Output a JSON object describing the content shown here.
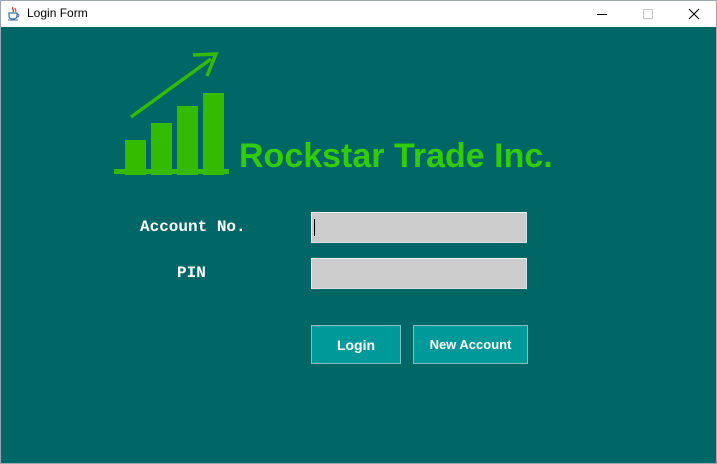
{
  "window": {
    "title": "Login Form",
    "app_icon": "java-cup-icon",
    "controls": {
      "minimize_icon": "minimize-icon",
      "maximize_icon": "maximize-icon",
      "close_icon": "close-icon"
    }
  },
  "brand": {
    "name": "Rockstar Trade Inc.",
    "logo_icon": "growth-chart-icon",
    "color": "#33cc00"
  },
  "form": {
    "account_label": "Account No.",
    "account_value": "",
    "pin_label": "PIN",
    "pin_value": ""
  },
  "buttons": {
    "login_label": "Login",
    "new_account_label": "New Account"
  },
  "colors": {
    "background": "#006666",
    "button": "#009999",
    "field": "#cccccc",
    "label_text": "#ffffff"
  }
}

┄┄┄┄┄┄

* **Aim of the exercise**
Copy the records above exactly. The pictures are not part of the copy.

* **Worked solution**
Output a JSON object describing the content shown here.
{
  "window": {
    "title": "Login Form",
    "app_icon": "java-cup-icon",
    "controls": {
      "minimize_icon": "minimize-icon",
      "maximize_icon": "maximize-icon",
      "close_icon": "close-icon"
    }
  },
  "brand": {
    "name": "Rockstar Trade Inc.",
    "logo_icon": "growth-chart-icon",
    "color": "#33cc00"
  },
  "form": {
    "account_label": "Account No.",
    "account_value": "",
    "pin_label": "PIN",
    "pin_value": ""
  },
  "buttons": {
    "login_label": "Login",
    "new_account_label": "New Account"
  },
  "colors": {
    "background": "#006666",
    "button": "#009999",
    "field": "#cccccc",
    "label_text": "#ffffff"
  }
}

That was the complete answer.